Short exercise: Copy out all lines in the data below containing the string "commonvuln".

"""

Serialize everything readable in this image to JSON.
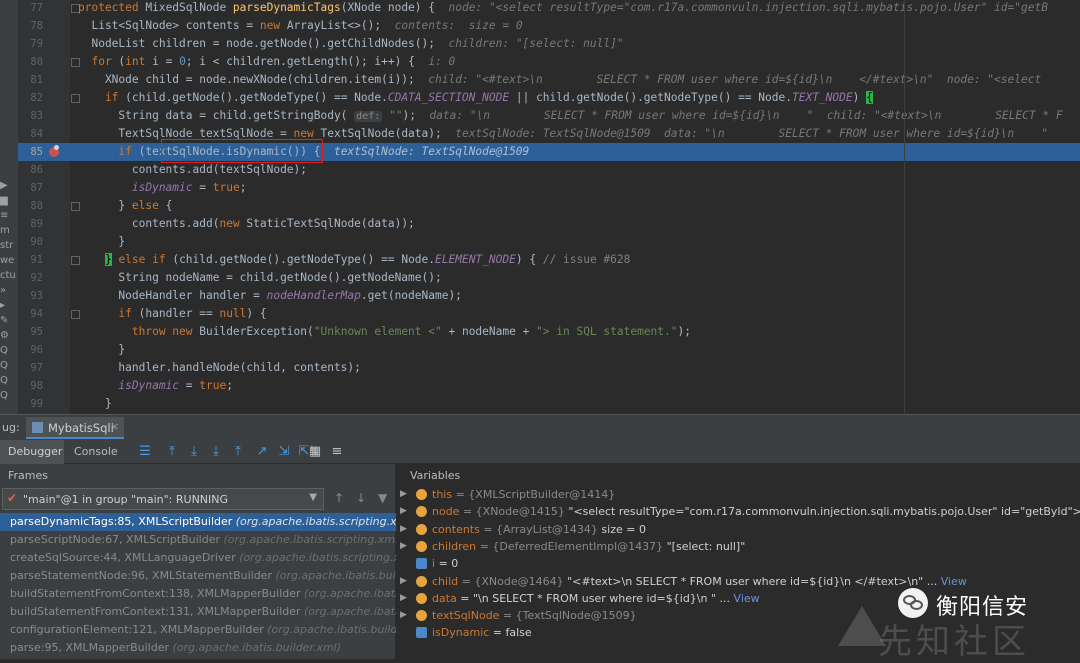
{
  "left_strip": [
    "▶",
    "▆",
    "≡",
    "m",
    "str",
    "we",
    "ctu",
    "»",
    "▸",
    "✎",
    "⚙",
    "Q",
    "Q",
    "Q",
    "Q"
  ],
  "code": {
    "lines": [
      {
        "num": "77",
        "segs": [
          [
            "kw",
            "protected "
          ],
          [
            "tx",
            "MixedSqlNode "
          ],
          [
            "fn",
            "parseDynamicTags"
          ],
          [
            "tx",
            "(XNode node) {  "
          ],
          [
            "hint",
            "node: \"<select resultType=\"com.r17a.commonvuln.injection.sqli.mybatis.pojo.User\" id=\"getB"
          ]
        ]
      },
      {
        "num": "78",
        "segs": [
          [
            "tx",
            "  List<SqlNode> contents = "
          ],
          [
            "kw",
            "new "
          ],
          [
            "tx",
            "ArrayList<>();  "
          ],
          [
            "hint",
            "contents:  size = 0"
          ]
        ]
      },
      {
        "num": "79",
        "segs": [
          [
            "tx",
            "  NodeList children = node.getNode().getChildNodes();  "
          ],
          [
            "hint",
            "children: \"[select: null]\""
          ]
        ]
      },
      {
        "num": "80",
        "segs": [
          [
            "kw",
            "  for "
          ],
          [
            "tx",
            "("
          ],
          [
            "kw",
            "int "
          ],
          [
            "tx",
            "i = "
          ],
          [
            "num",
            "0"
          ],
          [
            "tx",
            "; i < children.getLength(); i++) {  "
          ],
          [
            "hint",
            "i: 0"
          ]
        ]
      },
      {
        "num": "81",
        "segs": [
          [
            "tx",
            "    XNode child = node.newXNode(children.item(i));  "
          ],
          [
            "hint",
            "child: \"<#text>\\n        SELECT * FROM user where id=${id}\\n    </#text>\\n\"  node: \"<select"
          ]
        ]
      },
      {
        "num": "82",
        "segs": [
          [
            "kw",
            "    if "
          ],
          [
            "tx",
            "(child.getNode().getNodeType() == Node."
          ],
          [
            "fd",
            "CDATA_SECTION_NODE"
          ],
          [
            "tx",
            " || child.getNode().getNodeType() == Node."
          ],
          [
            "fd",
            "TEXT_NODE"
          ],
          [
            "tx",
            ") "
          ],
          [
            "brace2",
            "{"
          ]
        ]
      },
      {
        "num": "83",
        "segs": [
          [
            "tx",
            "      String data = child.getStringBody( "
          ],
          [
            "pill",
            "def:"
          ],
          [
            "st",
            " \"\""
          ],
          [
            "tx",
            ");  "
          ],
          [
            "hint",
            "data: \"\\n        SELECT * FROM user where id=${id}\\n    \"  child: \"<#text>\\n        SELECT * F"
          ]
        ]
      },
      {
        "num": "84",
        "segs": [
          [
            "tx",
            "      TextSqlNode textSqlNode = "
          ],
          [
            "kw",
            "new "
          ],
          [
            "tx",
            "TextSqlNode(data);  "
          ],
          [
            "hint",
            "textSqlNode: TextSqlNode@1509  data: \"\\n        SELECT * FROM user where id=${id}\\n    \""
          ]
        ]
      },
      {
        "num": "85",
        "segs": [
          [
            "kw",
            "      if "
          ],
          [
            "tx",
            "(textSqlNode.isDynamic()) {  "
          ],
          [
            "hint",
            "textSqlNode: TextSqlNode@1509"
          ]
        ]
      },
      {
        "num": "86",
        "segs": [
          [
            "tx",
            "        contents.add(textSqlNode);"
          ]
        ]
      },
      {
        "num": "87",
        "segs": [
          [
            "fd",
            "        isDynamic"
          ],
          [
            "tx",
            " = "
          ],
          [
            "kw",
            "true"
          ],
          [
            "tx",
            ";"
          ]
        ]
      },
      {
        "num": "88",
        "segs": [
          [
            "tx",
            "      } "
          ],
          [
            "kw",
            "else "
          ],
          [
            "tx",
            "{"
          ]
        ]
      },
      {
        "num": "89",
        "segs": [
          [
            "tx",
            "        contents.add("
          ],
          [
            "kw",
            "new "
          ],
          [
            "tx",
            "StaticTextSqlNode(data));"
          ]
        ]
      },
      {
        "num": "90",
        "segs": [
          [
            "tx",
            "      }"
          ]
        ]
      },
      {
        "num": "91",
        "segs": [
          [
            "tx",
            "    "
          ],
          [
            "brace2",
            "}"
          ],
          [
            "kw",
            " else if "
          ],
          [
            "tx",
            "(child.getNode().getNodeType() == Node."
          ],
          [
            "fd",
            "ELEMENT_NODE"
          ],
          [
            "tx",
            ") { "
          ],
          [
            "cm",
            "// issue #628"
          ]
        ]
      },
      {
        "num": "92",
        "segs": [
          [
            "tx",
            "      String nodeName = child.getNode().getNodeName();"
          ]
        ]
      },
      {
        "num": "93",
        "segs": [
          [
            "tx",
            "      NodeHandler handler = "
          ],
          [
            "fd",
            "nodeHandlerMap"
          ],
          [
            "tx",
            ".get(nodeName);"
          ]
        ]
      },
      {
        "num": "94",
        "segs": [
          [
            "kw",
            "      if "
          ],
          [
            "tx",
            "(handler == "
          ],
          [
            "kw",
            "null"
          ],
          [
            "tx",
            ") {"
          ]
        ]
      },
      {
        "num": "95",
        "segs": [
          [
            "kw",
            "        throw new "
          ],
          [
            "tx",
            "BuilderException("
          ],
          [
            "st",
            "\"Unknown element <\""
          ],
          [
            "tx",
            " + nodeName + "
          ],
          [
            "st",
            "\"> in SQL statement.\""
          ],
          [
            "tx",
            ");"
          ]
        ]
      },
      {
        "num": "96",
        "segs": [
          [
            "tx",
            "      }"
          ]
        ]
      },
      {
        "num": "97",
        "segs": [
          [
            "tx",
            "      handler.handleNode(child, contents);"
          ]
        ]
      },
      {
        "num": "98",
        "segs": [
          [
            "fd",
            "      isDynamic"
          ],
          [
            "tx",
            " = "
          ],
          [
            "kw",
            "true"
          ],
          [
            "tx",
            ";"
          ]
        ]
      },
      {
        "num": "99",
        "segs": [
          [
            "tx",
            "    }"
          ]
        ]
      }
    ]
  },
  "debug": {
    "label": "ug:",
    "tab_title": "MybatisSqli",
    "tab_close": "×",
    "debugger_label": "Debugger",
    "console_label": "Console",
    "toolbar_icons": [
      "☰",
      "⤒",
      "⤓",
      "⤓",
      "⤒",
      "↗",
      "⇲",
      "⇱",
      "↯",
      "▦",
      "≡"
    ],
    "frames_header": "Frames",
    "variables_header": "Variables",
    "thread_text": "\"main\"@1 in group \"main\": RUNNING",
    "frames": [
      {
        "method": "parseDynamicTags:85, XMLScriptBuilder",
        "pkg": "(org.apache.ibatis.scripting.xmltags)"
      },
      {
        "method": "parseScriptNode:67, XMLScriptBuilder",
        "pkg": "(org.apache.ibatis.scripting.xmltags)"
      },
      {
        "method": "createSqlSource:44, XMLLanguageDriver",
        "pkg": "(org.apache.ibatis.scripting.xmltags)"
      },
      {
        "method": "parseStatementNode:96, XMLStatementBuilder",
        "pkg": "(org.apache.ibatis.builder.xml)"
      },
      {
        "method": "buildStatementFromContext:138, XMLMapperBuilder",
        "pkg": "(org.apache.ibatis.builder.xml)"
      },
      {
        "method": "buildStatementFromContext:131, XMLMapperBuilder",
        "pkg": "(org.apache.ibatis.builder.xml)"
      },
      {
        "method": "configurationElement:121, XMLMapperBuilder",
        "pkg": "(org.apache.ibatis.builder.xml)"
      },
      {
        "method": "parse:95, XMLMapperBuilder",
        "pkg": "(org.apache.ibatis.builder.xml)"
      }
    ],
    "variables": [
      {
        "expand": "▶",
        "icon": "#e8a33d",
        "name": "this",
        "id": "{XMLScriptBuilder@1414}",
        "val": "",
        "link": ""
      },
      {
        "expand": "▶",
        "icon": "#e8a33d",
        "name": "node",
        "id": "{XNode@1415}",
        "val": "\"<select resultType=\"com.r17a.commonvuln.injection.sqli.mybatis.pojo.User\" id=\"getById\">\\n        SELECT *",
        "link": ""
      },
      {
        "expand": "▶",
        "icon": "#e8a33d",
        "name": "contents",
        "id": "{ArrayList@1434}",
        "val": "size = 0",
        "link": ""
      },
      {
        "expand": "▶",
        "icon": "#e8a33d",
        "name": "children",
        "id": "{DeferredElementImpl@1437}",
        "val": "\"[select: null]\"",
        "link": ""
      },
      {
        "expand": "",
        "icon": "#4a88c7",
        "name": "i",
        "id": "",
        "val": "= 0",
        "link": ""
      },
      {
        "expand": "▶",
        "icon": "#e8a33d",
        "name": "child",
        "id": "{XNode@1464}",
        "val": "\"<#text>\\n        SELECT * FROM user where id=${id}\\n    </#text>\\n\" ...",
        "link": "View"
      },
      {
        "expand": "▶",
        "icon": "#e8a33d",
        "name": "data",
        "id": "",
        "val": "= \"\\n        SELECT * FROM user where id=${id}\\n    \" ...",
        "link": "View"
      },
      {
        "expand": "▶",
        "icon": "#e8a33d",
        "name": "textSqlNode",
        "id": "{TextSqlNode@1509}",
        "val": "",
        "link": ""
      },
      {
        "expand": "",
        "icon": "#4a88c7",
        "name": "isDynamic",
        "id": "",
        "val": "= false",
        "link": ""
      }
    ]
  },
  "watermark": {
    "name": "衡阳信安",
    "forum": "先知社区"
  },
  "colors": {
    "highlight": "#2d6099",
    "breakpoint": "#c75450",
    "accent": "#4a88c7"
  }
}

"""

Problem solution:
            "node: \"<select resultType=\"com.r17a.commonvuln.injection.sqli.mybatis.pojo.User\" id=\"getB"
        "val": "\"<select resultType=\"com.r17a.commonvuln.injection.sqli.mybatis.pojo.User\" id=\"getById\">\\n        SELECT *",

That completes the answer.